====== Selection

Where do all our tax dollars go? According to a new study by the Tax Foundation, many of them flow from richer states to poorer ones, and from the Northeast and the West Coast to the interior. As a result, Republican-leaning states overwhelmingly gain revenue from high taxes, whereas Democratic-leaning states tend to lose money. A raft of what might be called "Republican welfare states"—twenty-four in all—receive more per capita from Washington than their citizens render in taxes, yet nevertheless voted for the tax-slashing George W. Bush in 2000.
— "Federal Tax Burdens and Expenditures by State," the Tax Foundation
Should a vote in Los Angeles count more than a vote in Montana? That's one question raised by an analysis of Census Bureau data conducted by researchers at the Center for Immigration Studies, which finds that nine congressional seats would have been allotted to different states in 2000 had noncitizens (including illegal aliens) been excluded from the counts Congress uses to allocate seats. For example, according to the CIS, California, home to 5.4 million noncitizens, would have six fewer representatives if citizens alone had been counted when the 435 seats in the House were divvied up. The practice of counting noncitizens when making apportionment decisions doesn't just tend to exaggerate the political influence of states with high immigrant populations; it also has a striking effect on the clout of individual voters. Consider California's Thirty-first District, in Los Angeles, where 43 percent of the residents are noncitizens and cannot vote. Because each House district is required to have an equal number of residents, rather than citizens, far fewer votes are required to win an election there—34,000 in 2002, compared with an average of nearly 100,000 in the districts of the four states that lost a seat in the 2000 reapportionment.
—"Remaking the Political Landscape," Center for Immigration Studies
A report blaming far-right groups for European anti-Semitism would most likely be met with a collective yawn, and perhaps that's the conclusion the European Union expected when it commissioned a study on the subject following an upsurge in anti-Jewish activity in early 2002. What the EU got instead was a stinging document implicating European Muslims and, more controversial still, the European left—a conclusion deemed so incendiary that the report was ordered shelved by the EU in February of last year, and has only recently been leaked to the press. In findings covering the first half of 2002 the authors argue that the confluence of the Palestinian intifada and the passionate debates over 9/11 led to a spike in public expressions of anti-Semitism, and also in violence against Jews and Jewish property. The report goes on to point out that although this violence—physical attacks, the desecration of synagogues—was primarily the work of young Muslim men, anti-Semitic rhetoric was increasingly heard from the far left, where vicious attacks on Israel and the United States often relied on traditional anti-Semitic stereotypes. The report singles out pro-Palestinian demonstrations at which Arab-Muslim and leftist groups stood shoulder to shoulder, and anti-Semitic slogans and placards were prominent. It suggests that among many European leftists, legitimate opposition to Israeli and American policies has metamorphosed into a belief in that hoariest of anti-Semitic clichés, a "Jewish world conspiracy" that is pulling the levers of power around the globe. A leaflet from a German anti-globalization organization neatly captures the idea: drawn in the style of Nazi propaganda, it depicts Uncle Sam with a "Jewish" hooked nose, dangling the world from his finger.

============
====== Records provided

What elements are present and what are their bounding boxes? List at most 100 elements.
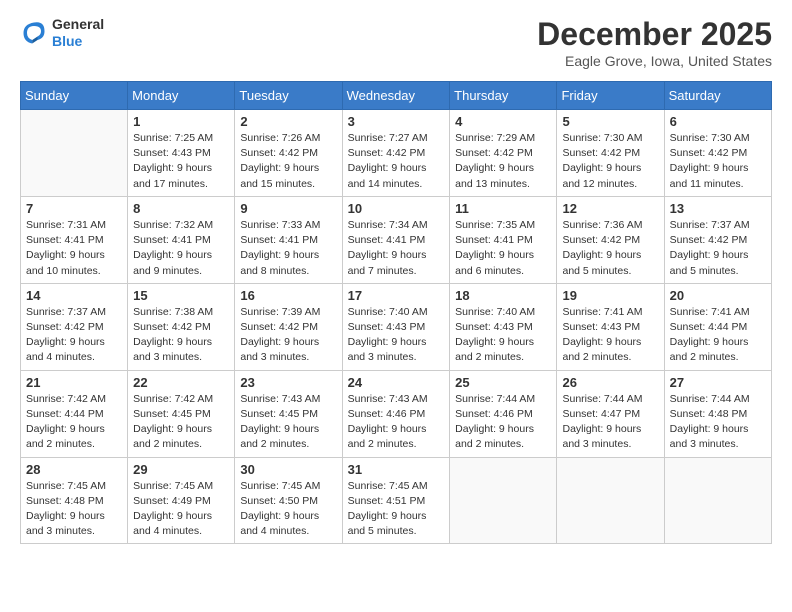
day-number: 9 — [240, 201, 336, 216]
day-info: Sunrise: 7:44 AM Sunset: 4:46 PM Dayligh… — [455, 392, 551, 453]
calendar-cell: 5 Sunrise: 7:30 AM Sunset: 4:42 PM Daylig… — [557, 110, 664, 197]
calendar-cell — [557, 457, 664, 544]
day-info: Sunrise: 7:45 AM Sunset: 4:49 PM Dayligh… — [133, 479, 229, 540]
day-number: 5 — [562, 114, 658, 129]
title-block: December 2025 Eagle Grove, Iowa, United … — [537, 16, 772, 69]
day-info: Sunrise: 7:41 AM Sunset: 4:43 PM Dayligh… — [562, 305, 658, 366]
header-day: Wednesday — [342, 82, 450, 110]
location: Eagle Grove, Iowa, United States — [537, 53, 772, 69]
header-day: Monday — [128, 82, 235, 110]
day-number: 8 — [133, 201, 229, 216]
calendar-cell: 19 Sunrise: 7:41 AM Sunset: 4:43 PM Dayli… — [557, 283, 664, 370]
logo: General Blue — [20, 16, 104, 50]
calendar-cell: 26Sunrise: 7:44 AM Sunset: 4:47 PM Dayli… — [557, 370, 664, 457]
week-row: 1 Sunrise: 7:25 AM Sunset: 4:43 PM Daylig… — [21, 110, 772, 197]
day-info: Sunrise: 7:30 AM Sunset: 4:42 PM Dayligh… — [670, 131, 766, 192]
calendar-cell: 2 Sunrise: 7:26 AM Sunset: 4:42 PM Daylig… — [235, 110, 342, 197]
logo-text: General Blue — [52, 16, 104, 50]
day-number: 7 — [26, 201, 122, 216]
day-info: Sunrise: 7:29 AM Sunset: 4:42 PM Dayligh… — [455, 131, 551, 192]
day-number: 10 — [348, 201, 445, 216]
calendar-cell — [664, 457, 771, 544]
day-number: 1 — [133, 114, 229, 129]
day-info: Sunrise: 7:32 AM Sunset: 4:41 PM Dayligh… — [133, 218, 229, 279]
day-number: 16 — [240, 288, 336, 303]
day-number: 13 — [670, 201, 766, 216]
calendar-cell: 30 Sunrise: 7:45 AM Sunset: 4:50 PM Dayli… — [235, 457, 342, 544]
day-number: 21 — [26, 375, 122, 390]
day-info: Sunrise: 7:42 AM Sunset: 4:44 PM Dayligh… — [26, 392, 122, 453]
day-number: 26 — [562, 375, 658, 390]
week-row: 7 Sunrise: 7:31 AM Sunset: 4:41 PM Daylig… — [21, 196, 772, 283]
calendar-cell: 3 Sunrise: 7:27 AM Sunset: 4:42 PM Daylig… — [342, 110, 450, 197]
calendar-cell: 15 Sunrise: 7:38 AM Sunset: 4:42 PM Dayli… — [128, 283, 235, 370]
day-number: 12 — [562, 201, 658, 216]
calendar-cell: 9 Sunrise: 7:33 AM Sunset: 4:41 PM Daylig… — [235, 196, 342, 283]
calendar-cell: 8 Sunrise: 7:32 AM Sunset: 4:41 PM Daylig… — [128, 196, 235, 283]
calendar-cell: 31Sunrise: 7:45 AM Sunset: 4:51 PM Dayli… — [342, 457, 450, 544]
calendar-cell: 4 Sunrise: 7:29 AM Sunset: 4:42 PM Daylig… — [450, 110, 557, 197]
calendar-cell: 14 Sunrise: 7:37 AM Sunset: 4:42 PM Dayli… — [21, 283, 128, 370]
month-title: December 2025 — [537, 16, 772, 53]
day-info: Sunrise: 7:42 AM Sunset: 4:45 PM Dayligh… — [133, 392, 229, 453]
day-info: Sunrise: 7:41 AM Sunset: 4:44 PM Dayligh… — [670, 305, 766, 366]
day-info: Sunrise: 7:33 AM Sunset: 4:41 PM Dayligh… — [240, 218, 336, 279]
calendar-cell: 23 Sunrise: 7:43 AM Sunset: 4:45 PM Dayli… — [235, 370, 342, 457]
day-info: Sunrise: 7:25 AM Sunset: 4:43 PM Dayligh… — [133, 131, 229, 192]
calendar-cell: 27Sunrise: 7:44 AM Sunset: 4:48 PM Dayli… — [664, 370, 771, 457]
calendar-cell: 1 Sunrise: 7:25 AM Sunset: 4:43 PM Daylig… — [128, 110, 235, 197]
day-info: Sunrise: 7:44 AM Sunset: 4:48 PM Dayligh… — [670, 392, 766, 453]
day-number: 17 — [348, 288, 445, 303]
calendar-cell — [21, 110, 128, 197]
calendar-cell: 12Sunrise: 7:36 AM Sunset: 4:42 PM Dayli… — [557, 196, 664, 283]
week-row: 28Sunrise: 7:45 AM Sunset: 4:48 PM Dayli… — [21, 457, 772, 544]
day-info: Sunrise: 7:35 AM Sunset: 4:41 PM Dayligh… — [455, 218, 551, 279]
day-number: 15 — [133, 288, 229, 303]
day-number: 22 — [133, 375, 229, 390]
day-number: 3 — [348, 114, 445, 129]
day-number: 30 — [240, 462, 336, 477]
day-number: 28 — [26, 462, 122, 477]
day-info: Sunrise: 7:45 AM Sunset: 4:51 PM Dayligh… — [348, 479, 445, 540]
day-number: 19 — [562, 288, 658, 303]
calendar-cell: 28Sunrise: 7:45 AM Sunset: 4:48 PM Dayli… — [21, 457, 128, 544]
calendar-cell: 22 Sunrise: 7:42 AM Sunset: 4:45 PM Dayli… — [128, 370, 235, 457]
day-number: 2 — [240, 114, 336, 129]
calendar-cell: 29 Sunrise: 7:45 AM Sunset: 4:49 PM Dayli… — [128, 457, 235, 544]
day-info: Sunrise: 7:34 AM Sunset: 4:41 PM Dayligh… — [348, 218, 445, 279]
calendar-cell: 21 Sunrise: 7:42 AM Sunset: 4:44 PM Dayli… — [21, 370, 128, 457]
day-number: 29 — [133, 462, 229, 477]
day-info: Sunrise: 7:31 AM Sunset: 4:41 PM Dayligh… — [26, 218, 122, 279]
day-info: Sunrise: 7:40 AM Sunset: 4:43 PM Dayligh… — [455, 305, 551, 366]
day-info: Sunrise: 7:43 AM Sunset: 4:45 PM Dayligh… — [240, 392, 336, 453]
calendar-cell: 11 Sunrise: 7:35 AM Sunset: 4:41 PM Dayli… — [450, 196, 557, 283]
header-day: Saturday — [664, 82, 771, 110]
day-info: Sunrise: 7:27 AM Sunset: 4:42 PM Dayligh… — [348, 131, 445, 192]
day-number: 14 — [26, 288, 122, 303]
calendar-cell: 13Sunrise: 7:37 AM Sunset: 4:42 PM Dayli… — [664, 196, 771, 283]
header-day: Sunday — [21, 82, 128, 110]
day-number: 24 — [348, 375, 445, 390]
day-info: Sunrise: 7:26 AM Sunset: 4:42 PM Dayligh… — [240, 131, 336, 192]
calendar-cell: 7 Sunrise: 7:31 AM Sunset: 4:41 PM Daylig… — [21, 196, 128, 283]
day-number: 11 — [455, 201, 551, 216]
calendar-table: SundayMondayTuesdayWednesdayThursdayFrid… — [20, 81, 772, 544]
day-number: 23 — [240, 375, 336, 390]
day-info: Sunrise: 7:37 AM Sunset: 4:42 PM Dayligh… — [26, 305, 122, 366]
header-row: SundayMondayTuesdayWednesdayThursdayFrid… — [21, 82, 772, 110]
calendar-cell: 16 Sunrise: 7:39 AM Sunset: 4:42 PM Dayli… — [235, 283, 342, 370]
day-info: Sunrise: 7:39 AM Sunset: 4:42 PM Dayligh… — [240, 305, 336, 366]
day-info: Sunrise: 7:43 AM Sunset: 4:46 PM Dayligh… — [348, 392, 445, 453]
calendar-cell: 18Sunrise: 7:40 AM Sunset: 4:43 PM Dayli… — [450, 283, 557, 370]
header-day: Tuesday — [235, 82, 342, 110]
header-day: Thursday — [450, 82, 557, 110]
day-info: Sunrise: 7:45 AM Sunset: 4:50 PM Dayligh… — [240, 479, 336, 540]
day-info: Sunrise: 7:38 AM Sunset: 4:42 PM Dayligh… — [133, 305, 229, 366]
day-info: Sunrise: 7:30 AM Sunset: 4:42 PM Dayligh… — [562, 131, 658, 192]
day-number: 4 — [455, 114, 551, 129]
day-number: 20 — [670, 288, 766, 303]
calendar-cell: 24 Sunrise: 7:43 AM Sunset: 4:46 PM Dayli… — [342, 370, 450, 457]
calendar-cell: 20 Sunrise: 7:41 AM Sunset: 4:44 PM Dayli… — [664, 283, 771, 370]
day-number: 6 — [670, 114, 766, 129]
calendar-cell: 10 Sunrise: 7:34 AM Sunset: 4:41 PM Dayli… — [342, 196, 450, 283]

============

§ Given exercise 1:
Swap "richer" for "wealthier" and reproduce everything in the passage from "Where do all" down to "Bush in 2000.".
§ Given exercise 2:
Answer the following from the passage:
(a) How many "Republican welfare states" does the passage count?
(b) According to the CIS, how many noncitizens live in California?
(c) When did the EU order the report on anti-Semitism shelved?
Rely solely on the passage when responding.

§ Full response 1:
Where do all our tax dollars go? According to a new study by the Tax Foundation, many of them flow from wealthier states to poorer ones, and from the Northeast and the West Coast to the interior. As a result, Republican-leaning states overwhelmingly gain revenue from high taxes, whereas Democratic-leaning states tend to lose money. A raft of what might be called "Republican welfare states"—twenty-four in all—receive more per capita from Washington than their citizens render in taxes, yet nevertheless voted for the tax-slashing George W. Bush in 2000.

§ Full response 2:
(a) Twenty-four.
(b) 5.4 million.
(c) In February of last year.